### WHAT IS NEEDED
Pull out every line below that contains the string "total", and copy each one. Case counts.
— BEGIN SUPPLIED INFORMATION —
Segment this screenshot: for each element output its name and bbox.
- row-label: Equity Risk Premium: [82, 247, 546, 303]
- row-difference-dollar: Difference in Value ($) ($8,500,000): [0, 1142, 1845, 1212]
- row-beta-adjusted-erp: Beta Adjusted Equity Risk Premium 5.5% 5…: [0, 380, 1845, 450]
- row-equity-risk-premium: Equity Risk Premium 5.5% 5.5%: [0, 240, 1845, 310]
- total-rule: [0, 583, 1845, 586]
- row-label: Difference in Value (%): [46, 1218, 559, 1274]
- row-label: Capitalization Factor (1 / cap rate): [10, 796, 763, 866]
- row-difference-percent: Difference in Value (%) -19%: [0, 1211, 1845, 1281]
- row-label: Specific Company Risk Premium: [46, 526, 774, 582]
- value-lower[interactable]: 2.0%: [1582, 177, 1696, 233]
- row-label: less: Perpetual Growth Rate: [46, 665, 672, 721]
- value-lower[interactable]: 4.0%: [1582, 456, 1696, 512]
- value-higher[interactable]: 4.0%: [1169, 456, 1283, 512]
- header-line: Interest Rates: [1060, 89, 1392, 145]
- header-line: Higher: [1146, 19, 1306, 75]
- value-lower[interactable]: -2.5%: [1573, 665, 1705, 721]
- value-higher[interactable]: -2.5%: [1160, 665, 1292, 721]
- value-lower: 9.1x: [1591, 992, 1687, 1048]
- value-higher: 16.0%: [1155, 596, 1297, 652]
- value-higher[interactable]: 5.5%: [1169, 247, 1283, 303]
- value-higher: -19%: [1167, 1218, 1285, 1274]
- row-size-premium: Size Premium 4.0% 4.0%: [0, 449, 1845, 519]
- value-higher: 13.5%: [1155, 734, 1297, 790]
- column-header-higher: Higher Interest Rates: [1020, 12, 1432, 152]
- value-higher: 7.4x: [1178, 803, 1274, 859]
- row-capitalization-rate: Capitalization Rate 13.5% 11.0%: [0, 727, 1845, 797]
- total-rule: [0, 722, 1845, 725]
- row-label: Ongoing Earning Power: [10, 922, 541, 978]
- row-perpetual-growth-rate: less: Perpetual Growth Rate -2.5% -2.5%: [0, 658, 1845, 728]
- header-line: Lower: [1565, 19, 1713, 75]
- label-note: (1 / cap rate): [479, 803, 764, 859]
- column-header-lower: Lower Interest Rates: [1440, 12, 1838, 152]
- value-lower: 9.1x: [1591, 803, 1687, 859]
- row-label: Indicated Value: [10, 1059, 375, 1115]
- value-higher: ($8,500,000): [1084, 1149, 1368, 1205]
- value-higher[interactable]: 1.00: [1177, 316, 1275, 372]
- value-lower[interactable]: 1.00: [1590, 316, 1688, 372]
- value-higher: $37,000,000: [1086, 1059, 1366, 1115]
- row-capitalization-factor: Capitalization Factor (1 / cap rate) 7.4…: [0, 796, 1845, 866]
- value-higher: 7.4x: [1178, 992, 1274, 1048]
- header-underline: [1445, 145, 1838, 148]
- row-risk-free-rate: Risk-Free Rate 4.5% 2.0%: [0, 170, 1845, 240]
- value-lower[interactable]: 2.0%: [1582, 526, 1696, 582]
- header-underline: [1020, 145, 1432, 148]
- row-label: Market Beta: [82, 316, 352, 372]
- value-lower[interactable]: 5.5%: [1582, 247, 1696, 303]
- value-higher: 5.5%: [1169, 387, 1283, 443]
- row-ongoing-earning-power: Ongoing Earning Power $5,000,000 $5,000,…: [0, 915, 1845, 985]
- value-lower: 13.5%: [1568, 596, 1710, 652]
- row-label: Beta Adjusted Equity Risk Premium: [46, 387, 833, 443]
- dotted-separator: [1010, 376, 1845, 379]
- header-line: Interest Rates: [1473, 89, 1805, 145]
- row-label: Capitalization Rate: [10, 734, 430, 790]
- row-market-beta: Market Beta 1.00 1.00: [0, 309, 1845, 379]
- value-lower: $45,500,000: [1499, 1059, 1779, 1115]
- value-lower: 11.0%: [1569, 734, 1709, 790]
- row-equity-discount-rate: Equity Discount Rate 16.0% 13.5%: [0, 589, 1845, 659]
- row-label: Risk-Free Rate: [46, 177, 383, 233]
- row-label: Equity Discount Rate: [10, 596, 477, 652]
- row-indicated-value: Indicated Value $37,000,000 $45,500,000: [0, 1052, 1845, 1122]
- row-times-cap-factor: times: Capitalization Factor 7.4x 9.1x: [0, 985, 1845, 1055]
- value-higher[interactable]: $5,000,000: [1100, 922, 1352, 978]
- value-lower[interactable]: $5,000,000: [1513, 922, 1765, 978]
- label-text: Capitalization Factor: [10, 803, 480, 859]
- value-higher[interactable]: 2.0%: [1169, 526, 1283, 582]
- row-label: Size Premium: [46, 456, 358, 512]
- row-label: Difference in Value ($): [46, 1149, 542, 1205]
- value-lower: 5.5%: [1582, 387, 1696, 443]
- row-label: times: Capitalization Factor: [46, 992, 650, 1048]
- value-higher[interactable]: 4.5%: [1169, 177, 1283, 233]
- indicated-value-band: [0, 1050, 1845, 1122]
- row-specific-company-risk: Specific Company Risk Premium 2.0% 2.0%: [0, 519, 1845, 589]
— END SUPPLIED INFORMATION —
### SOLUTION BELOW
- total-rule: [0, 583, 1845, 586]
- total-rule: [0, 722, 1845, 725]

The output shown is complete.